## Records for the exercise
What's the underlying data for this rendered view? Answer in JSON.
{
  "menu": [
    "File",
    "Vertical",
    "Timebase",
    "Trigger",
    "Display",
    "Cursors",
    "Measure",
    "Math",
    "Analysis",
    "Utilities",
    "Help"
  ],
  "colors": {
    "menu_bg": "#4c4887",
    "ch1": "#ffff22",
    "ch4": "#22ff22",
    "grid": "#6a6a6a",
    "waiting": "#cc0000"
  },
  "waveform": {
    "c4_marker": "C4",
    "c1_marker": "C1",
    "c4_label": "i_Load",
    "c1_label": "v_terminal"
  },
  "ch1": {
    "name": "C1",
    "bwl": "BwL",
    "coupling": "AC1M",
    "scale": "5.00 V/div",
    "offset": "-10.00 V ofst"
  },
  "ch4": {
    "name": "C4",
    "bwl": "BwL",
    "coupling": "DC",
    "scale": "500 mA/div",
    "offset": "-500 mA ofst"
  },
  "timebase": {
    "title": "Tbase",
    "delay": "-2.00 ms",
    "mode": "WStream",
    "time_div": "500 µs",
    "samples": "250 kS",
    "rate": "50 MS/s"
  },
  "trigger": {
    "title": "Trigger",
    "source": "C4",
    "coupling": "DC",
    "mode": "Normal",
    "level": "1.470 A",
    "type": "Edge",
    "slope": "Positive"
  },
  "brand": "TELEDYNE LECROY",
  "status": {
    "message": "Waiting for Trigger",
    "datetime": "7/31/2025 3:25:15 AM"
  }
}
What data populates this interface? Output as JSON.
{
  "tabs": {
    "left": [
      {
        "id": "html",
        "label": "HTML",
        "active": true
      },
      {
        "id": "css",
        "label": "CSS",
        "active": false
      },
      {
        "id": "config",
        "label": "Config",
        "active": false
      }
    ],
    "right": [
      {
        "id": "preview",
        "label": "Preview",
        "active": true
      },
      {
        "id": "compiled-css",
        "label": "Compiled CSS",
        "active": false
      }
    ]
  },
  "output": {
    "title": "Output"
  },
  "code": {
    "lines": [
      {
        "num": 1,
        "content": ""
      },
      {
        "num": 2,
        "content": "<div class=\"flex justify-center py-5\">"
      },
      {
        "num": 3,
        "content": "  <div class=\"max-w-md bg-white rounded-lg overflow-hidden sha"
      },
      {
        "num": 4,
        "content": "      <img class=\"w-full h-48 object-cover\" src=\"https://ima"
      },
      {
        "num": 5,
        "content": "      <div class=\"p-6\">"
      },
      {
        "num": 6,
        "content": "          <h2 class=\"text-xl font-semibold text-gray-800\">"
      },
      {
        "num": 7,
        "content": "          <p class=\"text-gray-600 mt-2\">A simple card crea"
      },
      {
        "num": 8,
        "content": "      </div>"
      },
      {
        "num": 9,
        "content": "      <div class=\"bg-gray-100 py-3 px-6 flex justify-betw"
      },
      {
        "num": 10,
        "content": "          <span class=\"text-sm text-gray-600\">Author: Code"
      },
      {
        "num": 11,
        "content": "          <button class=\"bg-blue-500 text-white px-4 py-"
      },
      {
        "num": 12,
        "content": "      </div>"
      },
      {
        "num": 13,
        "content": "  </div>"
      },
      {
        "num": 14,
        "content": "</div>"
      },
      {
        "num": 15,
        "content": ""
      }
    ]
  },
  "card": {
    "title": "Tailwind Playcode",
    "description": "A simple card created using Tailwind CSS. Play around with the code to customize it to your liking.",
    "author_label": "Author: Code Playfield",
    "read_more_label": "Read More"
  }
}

## Stated task
State only the count of lines above that hold the string "JSON".

## Reply
2